Pull out every line from the listing that has the word "title".

(Stored entries)
[Begin]

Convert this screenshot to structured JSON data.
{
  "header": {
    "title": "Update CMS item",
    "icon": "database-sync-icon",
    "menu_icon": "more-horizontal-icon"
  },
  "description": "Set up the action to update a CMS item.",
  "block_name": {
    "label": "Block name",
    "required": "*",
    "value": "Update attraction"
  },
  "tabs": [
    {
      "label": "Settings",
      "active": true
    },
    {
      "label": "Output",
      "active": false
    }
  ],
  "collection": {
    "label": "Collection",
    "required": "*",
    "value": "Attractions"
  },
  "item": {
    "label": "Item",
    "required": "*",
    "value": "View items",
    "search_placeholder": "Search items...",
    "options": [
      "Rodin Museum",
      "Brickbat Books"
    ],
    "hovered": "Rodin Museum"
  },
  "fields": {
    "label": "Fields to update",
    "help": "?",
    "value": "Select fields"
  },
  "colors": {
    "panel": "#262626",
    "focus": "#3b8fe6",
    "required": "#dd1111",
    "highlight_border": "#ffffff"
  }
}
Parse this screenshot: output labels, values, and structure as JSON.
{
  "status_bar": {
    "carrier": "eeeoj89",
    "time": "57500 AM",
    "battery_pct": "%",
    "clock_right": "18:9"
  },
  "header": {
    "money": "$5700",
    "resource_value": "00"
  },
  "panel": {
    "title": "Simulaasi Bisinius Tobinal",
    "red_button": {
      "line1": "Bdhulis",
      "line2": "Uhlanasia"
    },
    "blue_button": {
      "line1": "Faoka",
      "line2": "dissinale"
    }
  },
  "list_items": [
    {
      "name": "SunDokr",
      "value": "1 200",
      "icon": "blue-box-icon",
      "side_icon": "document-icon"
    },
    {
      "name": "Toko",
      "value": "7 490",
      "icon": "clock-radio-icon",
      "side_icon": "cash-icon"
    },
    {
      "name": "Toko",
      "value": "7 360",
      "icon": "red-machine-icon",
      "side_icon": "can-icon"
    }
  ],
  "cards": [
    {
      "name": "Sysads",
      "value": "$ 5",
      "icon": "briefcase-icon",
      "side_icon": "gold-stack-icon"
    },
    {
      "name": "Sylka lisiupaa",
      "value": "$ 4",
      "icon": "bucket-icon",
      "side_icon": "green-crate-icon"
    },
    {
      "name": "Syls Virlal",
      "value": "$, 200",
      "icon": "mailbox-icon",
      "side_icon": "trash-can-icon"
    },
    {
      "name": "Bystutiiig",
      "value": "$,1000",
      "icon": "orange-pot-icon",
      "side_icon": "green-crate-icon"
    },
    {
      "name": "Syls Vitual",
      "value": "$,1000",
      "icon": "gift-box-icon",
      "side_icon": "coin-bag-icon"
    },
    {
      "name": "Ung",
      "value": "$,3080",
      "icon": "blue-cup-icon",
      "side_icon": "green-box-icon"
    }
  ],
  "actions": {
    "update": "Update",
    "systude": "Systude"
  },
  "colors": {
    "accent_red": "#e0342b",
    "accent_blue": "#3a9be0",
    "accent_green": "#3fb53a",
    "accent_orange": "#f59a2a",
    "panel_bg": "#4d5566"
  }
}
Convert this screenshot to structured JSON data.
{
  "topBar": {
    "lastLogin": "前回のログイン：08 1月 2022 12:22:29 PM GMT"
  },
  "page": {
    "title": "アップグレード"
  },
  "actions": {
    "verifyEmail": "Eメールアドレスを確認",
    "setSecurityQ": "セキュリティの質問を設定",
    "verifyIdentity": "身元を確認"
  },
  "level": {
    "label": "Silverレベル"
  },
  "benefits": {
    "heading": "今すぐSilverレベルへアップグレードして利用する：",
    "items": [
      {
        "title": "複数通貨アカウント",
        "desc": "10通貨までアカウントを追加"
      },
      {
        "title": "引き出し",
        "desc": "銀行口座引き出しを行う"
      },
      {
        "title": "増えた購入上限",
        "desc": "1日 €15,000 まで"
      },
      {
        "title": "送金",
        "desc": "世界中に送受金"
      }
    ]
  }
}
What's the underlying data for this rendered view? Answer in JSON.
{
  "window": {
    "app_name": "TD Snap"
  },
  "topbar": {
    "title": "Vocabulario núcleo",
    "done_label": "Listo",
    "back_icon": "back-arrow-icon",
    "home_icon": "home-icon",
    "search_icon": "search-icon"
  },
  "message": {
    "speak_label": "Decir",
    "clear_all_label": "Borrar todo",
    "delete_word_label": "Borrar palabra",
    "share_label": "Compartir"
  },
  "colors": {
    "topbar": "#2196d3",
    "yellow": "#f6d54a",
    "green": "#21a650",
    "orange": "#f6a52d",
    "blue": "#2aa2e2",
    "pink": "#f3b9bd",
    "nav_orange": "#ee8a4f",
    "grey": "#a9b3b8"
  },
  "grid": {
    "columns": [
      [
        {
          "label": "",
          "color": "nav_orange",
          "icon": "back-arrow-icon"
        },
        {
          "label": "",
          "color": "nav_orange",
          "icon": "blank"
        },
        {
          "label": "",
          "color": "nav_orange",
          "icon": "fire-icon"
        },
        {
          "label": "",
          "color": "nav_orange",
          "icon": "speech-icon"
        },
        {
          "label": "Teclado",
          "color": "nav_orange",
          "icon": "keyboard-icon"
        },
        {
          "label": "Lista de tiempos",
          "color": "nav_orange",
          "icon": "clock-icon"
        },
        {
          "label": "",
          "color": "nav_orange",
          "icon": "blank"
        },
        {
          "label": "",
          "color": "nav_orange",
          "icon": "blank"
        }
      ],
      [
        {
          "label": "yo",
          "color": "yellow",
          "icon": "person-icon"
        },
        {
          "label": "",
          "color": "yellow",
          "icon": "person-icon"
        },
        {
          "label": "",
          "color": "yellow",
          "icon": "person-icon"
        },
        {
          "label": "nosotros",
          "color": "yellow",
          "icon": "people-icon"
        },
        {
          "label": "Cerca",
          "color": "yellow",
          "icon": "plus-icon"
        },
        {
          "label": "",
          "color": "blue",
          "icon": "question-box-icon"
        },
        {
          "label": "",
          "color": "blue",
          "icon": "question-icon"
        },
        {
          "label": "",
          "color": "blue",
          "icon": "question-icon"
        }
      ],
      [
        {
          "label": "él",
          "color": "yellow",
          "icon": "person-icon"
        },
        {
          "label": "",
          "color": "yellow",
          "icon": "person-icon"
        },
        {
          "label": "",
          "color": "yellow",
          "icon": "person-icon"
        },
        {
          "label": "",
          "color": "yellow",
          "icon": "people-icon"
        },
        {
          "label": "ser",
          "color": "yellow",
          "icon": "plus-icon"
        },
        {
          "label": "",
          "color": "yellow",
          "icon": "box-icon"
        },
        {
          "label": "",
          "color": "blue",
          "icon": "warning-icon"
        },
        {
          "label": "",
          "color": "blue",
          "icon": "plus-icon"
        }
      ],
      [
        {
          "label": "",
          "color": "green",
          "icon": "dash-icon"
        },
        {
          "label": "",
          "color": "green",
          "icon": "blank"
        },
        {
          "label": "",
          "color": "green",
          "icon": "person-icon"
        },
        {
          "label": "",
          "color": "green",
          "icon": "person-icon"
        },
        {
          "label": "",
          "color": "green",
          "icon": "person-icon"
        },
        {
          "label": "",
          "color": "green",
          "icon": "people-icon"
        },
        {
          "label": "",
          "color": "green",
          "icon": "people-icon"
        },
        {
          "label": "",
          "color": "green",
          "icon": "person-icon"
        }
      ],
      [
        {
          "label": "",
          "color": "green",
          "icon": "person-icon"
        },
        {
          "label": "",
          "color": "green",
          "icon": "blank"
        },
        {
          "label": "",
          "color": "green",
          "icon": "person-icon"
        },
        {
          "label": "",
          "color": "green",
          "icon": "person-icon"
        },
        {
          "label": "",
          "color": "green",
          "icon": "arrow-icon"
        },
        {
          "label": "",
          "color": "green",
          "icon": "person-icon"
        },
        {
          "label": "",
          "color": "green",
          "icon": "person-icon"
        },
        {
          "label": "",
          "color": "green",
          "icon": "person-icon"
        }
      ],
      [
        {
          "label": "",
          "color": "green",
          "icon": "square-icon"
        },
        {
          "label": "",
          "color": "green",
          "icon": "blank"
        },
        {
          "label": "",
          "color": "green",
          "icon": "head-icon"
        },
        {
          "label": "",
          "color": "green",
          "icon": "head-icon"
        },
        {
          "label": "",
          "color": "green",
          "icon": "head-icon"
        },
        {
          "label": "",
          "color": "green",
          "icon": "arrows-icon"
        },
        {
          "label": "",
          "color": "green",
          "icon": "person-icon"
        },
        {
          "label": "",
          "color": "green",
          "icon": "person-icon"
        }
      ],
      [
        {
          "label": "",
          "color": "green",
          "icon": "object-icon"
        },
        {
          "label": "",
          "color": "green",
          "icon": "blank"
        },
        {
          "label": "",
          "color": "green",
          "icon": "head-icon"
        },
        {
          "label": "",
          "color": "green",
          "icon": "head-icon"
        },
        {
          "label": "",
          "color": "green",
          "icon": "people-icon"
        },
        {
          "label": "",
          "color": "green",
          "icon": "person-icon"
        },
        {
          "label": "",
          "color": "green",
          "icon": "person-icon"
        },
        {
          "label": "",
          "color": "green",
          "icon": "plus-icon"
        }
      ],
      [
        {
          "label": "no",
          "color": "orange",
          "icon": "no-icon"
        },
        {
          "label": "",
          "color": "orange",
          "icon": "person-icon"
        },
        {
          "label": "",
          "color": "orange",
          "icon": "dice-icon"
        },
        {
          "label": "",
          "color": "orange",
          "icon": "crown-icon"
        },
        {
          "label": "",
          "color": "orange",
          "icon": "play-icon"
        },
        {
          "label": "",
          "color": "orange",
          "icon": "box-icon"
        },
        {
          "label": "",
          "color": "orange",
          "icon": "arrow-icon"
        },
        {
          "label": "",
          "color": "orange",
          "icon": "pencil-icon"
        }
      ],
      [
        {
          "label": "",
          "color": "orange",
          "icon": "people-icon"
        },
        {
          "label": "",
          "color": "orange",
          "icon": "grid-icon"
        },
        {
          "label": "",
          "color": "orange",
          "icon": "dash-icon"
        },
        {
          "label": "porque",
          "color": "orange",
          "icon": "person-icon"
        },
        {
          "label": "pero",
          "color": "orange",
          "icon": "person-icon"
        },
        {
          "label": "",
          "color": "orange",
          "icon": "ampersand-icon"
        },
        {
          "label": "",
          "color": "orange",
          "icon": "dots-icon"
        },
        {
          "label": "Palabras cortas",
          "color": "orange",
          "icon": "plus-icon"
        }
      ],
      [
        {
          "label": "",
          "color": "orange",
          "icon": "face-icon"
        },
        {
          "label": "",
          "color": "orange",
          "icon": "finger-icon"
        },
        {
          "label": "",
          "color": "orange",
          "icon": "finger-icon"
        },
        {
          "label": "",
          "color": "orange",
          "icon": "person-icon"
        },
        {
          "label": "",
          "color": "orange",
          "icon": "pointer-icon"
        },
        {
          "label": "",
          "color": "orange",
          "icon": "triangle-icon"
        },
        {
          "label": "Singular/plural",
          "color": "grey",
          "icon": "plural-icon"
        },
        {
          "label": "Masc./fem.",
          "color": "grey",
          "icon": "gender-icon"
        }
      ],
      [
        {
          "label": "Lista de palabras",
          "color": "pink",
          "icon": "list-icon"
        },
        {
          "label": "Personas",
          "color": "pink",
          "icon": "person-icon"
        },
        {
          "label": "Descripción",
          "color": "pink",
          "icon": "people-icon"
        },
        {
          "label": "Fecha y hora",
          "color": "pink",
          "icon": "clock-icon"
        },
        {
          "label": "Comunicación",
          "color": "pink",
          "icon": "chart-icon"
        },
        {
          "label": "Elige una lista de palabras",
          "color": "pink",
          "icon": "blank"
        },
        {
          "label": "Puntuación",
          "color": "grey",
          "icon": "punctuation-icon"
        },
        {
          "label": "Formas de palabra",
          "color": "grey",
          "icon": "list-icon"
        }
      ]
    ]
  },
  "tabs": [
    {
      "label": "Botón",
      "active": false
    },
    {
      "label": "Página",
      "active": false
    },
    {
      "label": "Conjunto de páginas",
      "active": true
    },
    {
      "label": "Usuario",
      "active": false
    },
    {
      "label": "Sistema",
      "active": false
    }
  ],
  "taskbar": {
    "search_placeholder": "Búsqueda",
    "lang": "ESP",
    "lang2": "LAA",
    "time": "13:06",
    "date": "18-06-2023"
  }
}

[End]

=== SOLUTION TO THE EXERCISE ===
    "title": "Update CMS item",
    "title": "Simulaasi Bisinius Tobinal",
    "title": "アップグレード"
        "title": "複数通貨アカウント",
        "title": "引き出し",
        "title": "増えた購入上限",
        "title": "送金",
    "title": "Vocabulario núcleo",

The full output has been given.